# [Extracted data entries]
---

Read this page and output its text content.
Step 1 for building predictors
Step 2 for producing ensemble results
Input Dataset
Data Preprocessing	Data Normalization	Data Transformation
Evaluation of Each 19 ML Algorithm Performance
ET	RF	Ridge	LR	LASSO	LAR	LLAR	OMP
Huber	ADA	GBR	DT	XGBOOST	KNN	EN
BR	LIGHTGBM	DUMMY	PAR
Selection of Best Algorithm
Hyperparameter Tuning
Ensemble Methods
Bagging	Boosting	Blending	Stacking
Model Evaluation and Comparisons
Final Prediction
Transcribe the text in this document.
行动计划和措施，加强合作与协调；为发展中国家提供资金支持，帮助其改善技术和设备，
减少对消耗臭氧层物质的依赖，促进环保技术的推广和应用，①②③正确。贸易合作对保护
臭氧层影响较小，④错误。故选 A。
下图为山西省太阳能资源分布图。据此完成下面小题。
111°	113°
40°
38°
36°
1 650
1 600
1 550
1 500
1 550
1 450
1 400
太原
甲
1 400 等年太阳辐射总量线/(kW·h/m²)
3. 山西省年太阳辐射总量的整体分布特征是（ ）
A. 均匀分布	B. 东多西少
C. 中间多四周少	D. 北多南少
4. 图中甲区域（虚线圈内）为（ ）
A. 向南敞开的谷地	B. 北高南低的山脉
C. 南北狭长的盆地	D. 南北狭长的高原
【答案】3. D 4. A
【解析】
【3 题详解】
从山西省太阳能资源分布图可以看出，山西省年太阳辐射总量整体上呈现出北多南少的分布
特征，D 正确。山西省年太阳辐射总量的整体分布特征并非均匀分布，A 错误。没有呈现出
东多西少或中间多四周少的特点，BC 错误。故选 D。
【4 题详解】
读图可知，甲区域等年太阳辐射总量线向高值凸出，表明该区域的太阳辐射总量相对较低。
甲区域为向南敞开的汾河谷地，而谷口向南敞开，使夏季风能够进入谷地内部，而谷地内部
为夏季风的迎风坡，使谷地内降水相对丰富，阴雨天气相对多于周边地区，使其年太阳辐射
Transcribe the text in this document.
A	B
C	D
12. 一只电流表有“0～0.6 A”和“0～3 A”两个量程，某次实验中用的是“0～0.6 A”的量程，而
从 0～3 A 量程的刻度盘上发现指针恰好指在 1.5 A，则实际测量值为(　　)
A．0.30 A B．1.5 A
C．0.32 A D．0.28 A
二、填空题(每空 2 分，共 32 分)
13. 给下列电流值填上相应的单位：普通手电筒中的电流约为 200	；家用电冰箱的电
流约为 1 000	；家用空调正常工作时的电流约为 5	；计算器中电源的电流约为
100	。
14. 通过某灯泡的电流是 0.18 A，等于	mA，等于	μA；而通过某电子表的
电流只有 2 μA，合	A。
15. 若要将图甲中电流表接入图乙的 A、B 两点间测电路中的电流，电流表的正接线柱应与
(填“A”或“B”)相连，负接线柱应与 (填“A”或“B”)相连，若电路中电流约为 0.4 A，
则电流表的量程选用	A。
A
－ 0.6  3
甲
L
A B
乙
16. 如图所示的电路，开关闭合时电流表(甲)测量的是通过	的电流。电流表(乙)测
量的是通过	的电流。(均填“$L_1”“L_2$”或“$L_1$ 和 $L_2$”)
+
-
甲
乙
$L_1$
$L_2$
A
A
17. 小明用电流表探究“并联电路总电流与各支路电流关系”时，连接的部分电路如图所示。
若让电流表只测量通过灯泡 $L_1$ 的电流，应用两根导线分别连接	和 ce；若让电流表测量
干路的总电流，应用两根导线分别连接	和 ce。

---

# [TASK STATEMENT]
Search the preceding listing for "Algorithm" and extract every line where it is found.

# [EXPECTED OUTPUT]
Evaluation of Each 19 ML Algorithm Performance
Selection of Best Algorithm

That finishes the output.